Problem requirements.
List, from the lines below, each one with "confession" in it.
[BEGIN Supplied records]
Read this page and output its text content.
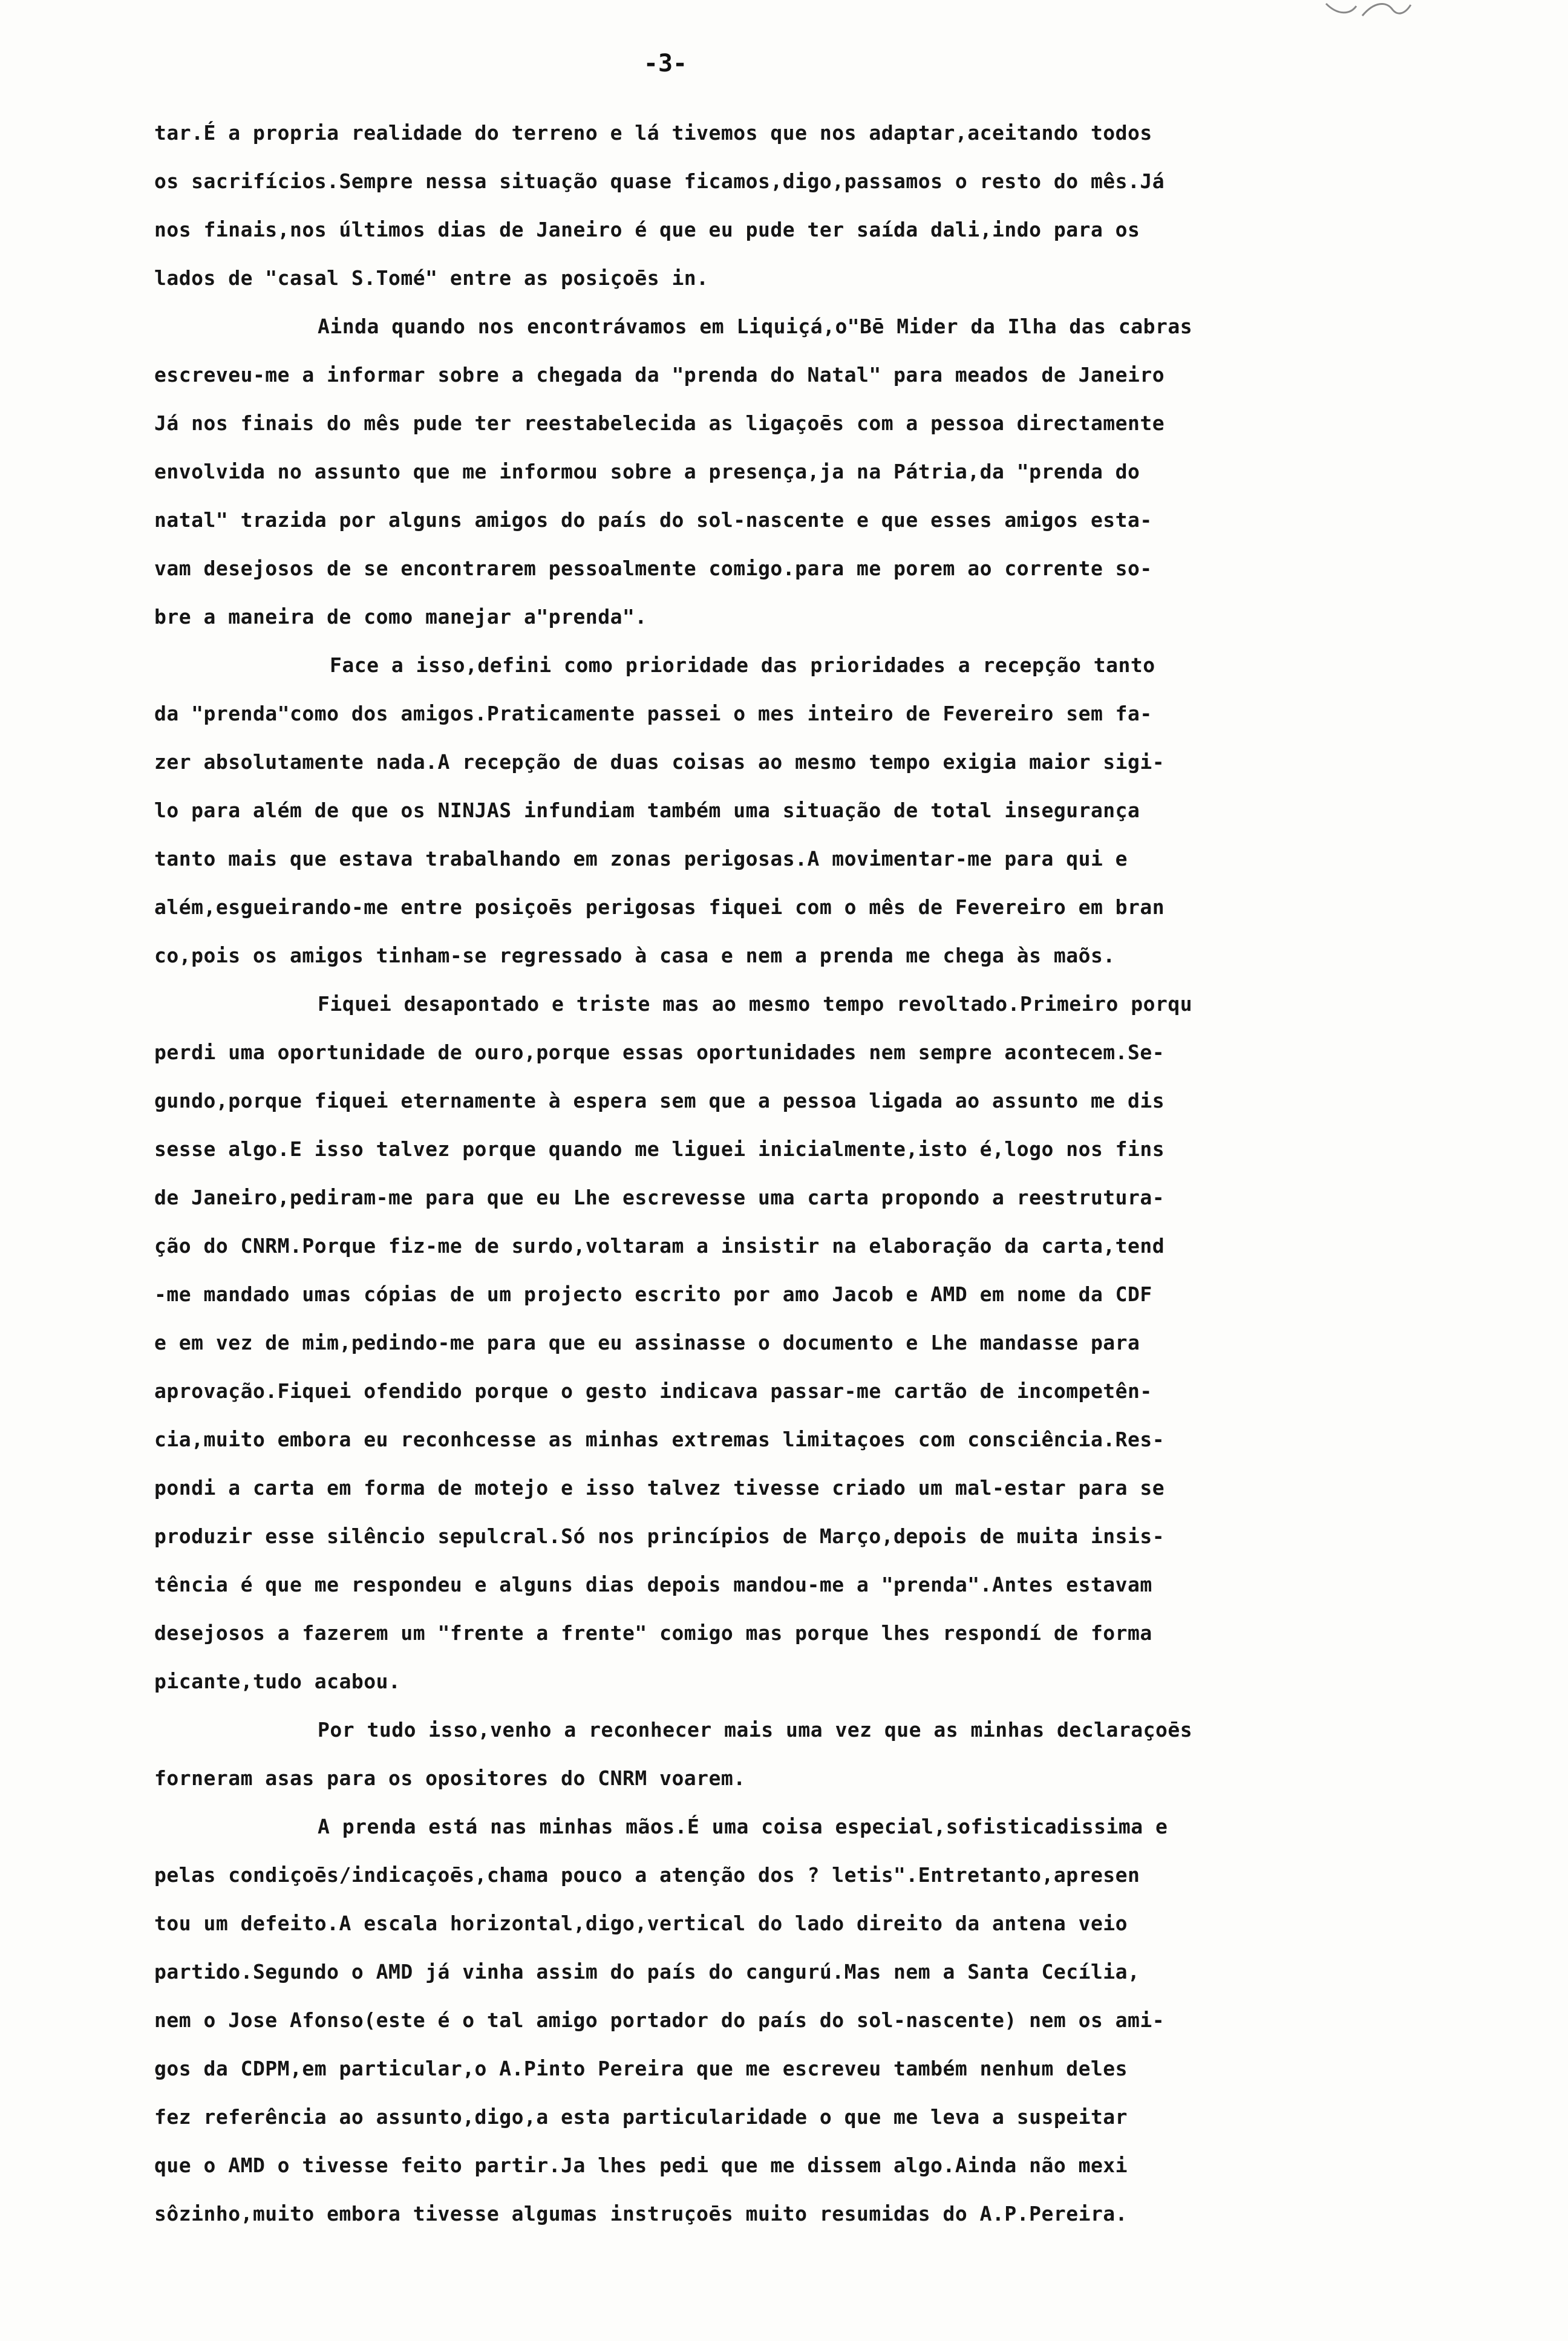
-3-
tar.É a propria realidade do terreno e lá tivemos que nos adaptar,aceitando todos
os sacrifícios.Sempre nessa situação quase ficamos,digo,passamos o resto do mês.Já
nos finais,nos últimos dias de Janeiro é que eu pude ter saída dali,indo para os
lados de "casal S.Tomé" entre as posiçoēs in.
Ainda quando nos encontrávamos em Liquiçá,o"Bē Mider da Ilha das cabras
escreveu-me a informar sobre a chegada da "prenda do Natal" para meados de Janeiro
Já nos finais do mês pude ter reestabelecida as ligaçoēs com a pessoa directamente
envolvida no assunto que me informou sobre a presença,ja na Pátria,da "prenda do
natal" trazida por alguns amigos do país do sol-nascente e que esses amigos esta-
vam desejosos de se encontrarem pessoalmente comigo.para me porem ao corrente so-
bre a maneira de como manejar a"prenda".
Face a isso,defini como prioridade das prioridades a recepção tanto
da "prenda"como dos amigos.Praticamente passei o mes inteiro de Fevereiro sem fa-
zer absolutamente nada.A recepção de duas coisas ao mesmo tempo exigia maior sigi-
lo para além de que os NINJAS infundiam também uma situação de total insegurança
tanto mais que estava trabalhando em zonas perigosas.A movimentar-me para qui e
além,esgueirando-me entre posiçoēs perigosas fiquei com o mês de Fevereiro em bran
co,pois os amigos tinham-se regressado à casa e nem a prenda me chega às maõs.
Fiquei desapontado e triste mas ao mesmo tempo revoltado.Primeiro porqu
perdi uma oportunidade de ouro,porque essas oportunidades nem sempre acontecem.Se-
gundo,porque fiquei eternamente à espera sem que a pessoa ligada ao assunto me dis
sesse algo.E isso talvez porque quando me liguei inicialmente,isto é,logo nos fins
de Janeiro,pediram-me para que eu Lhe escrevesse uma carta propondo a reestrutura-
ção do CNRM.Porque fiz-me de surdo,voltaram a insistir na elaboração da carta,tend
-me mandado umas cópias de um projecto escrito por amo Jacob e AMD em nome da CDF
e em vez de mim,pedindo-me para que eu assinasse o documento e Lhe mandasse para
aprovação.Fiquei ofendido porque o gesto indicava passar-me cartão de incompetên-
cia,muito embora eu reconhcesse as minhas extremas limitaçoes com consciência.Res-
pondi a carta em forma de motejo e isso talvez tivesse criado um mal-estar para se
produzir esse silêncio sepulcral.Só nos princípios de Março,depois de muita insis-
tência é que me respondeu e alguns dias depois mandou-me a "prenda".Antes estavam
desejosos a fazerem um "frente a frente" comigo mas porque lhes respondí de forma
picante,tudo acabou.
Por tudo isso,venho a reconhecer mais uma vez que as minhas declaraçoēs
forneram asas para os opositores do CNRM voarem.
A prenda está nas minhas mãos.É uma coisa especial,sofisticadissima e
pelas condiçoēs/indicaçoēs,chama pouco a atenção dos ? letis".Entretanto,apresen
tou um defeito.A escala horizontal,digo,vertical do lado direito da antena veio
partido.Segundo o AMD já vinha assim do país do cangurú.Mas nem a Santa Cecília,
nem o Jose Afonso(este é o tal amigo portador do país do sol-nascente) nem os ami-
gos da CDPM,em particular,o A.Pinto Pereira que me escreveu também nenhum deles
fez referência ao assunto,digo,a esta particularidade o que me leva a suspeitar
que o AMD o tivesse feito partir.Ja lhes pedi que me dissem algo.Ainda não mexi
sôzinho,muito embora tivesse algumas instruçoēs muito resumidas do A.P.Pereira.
[END Supplied records]
[BEGIN Supplied records]
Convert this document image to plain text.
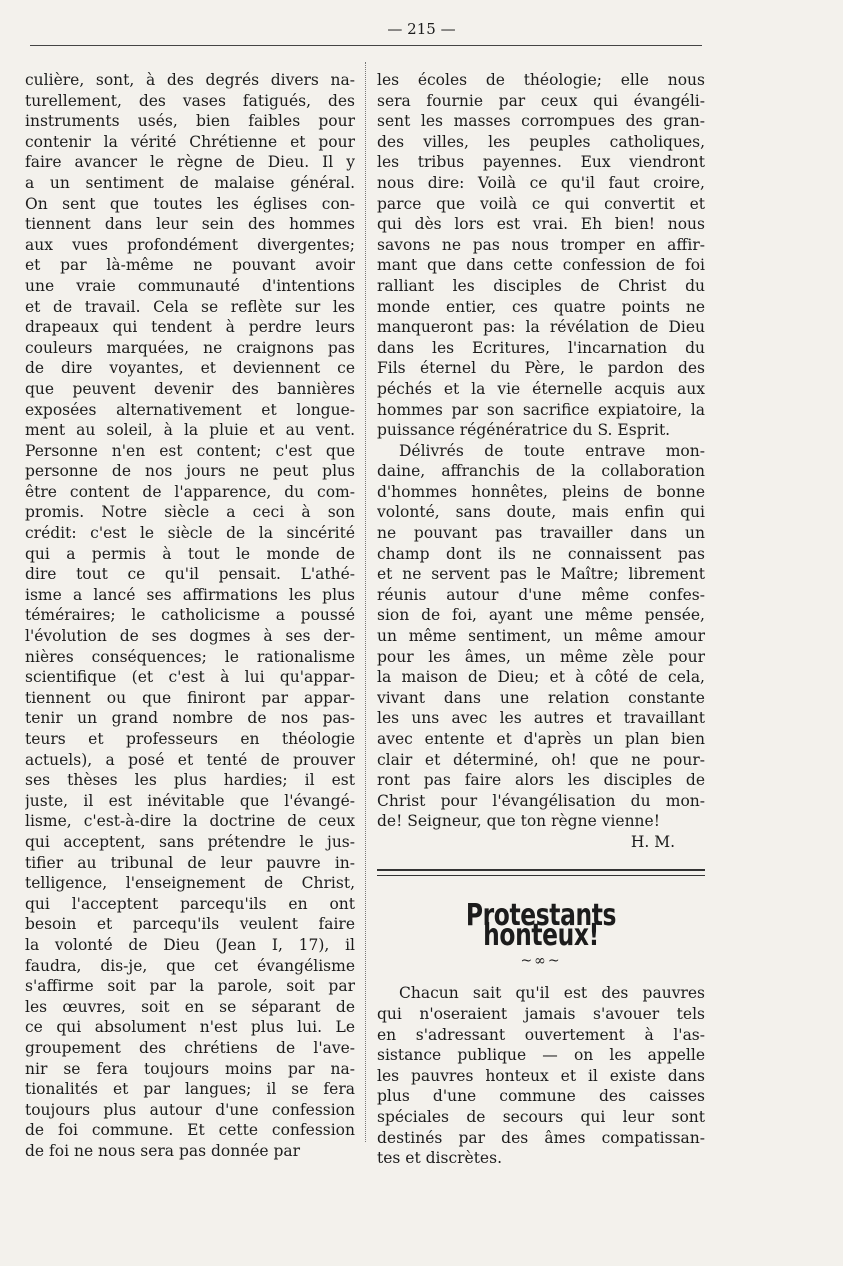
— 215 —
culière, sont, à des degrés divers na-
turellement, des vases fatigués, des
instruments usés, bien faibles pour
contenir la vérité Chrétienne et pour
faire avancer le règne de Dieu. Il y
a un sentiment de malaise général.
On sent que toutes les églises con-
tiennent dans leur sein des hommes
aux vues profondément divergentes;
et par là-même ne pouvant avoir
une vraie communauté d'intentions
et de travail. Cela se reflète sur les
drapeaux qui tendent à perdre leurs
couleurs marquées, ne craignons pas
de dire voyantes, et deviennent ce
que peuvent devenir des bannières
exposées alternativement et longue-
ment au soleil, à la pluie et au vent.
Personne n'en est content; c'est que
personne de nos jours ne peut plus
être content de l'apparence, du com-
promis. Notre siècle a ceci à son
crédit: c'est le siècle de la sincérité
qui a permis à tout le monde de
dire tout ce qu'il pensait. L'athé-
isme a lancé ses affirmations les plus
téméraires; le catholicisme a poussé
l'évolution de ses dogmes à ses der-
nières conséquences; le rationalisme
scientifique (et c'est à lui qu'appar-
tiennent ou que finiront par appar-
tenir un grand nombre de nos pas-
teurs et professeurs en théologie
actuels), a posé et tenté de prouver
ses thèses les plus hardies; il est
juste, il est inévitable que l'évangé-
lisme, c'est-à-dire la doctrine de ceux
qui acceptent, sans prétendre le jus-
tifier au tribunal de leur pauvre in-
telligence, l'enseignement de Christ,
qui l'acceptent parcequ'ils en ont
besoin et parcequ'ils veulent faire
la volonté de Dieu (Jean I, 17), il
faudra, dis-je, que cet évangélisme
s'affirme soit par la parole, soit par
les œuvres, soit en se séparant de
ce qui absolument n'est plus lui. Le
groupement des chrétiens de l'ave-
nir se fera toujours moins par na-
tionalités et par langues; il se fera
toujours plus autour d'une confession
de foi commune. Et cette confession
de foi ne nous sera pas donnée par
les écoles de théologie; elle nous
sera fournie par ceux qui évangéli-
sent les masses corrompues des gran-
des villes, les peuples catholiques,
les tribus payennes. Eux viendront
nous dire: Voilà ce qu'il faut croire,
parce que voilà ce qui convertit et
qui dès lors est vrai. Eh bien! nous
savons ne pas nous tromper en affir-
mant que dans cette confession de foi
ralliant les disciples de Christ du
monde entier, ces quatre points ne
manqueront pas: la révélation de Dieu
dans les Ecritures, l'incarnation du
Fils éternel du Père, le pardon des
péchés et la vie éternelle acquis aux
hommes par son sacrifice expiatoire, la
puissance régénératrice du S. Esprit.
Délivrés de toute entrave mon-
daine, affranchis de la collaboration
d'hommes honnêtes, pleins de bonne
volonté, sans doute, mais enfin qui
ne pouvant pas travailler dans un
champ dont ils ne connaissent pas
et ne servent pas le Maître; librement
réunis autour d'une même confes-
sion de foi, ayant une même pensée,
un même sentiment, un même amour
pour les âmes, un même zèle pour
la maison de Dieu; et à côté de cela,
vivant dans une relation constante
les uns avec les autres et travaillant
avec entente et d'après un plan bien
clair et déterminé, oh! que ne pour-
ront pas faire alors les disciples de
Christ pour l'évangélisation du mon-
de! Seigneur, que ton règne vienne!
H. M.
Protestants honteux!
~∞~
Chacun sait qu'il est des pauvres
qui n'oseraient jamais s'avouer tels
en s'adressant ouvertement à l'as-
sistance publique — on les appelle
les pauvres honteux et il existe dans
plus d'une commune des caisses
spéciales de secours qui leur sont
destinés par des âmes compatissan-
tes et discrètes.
[END Supplied records]
Final result.
toujours plus autour d'une confession
de foi commune. Et cette confession
mant que dans cette confession de foi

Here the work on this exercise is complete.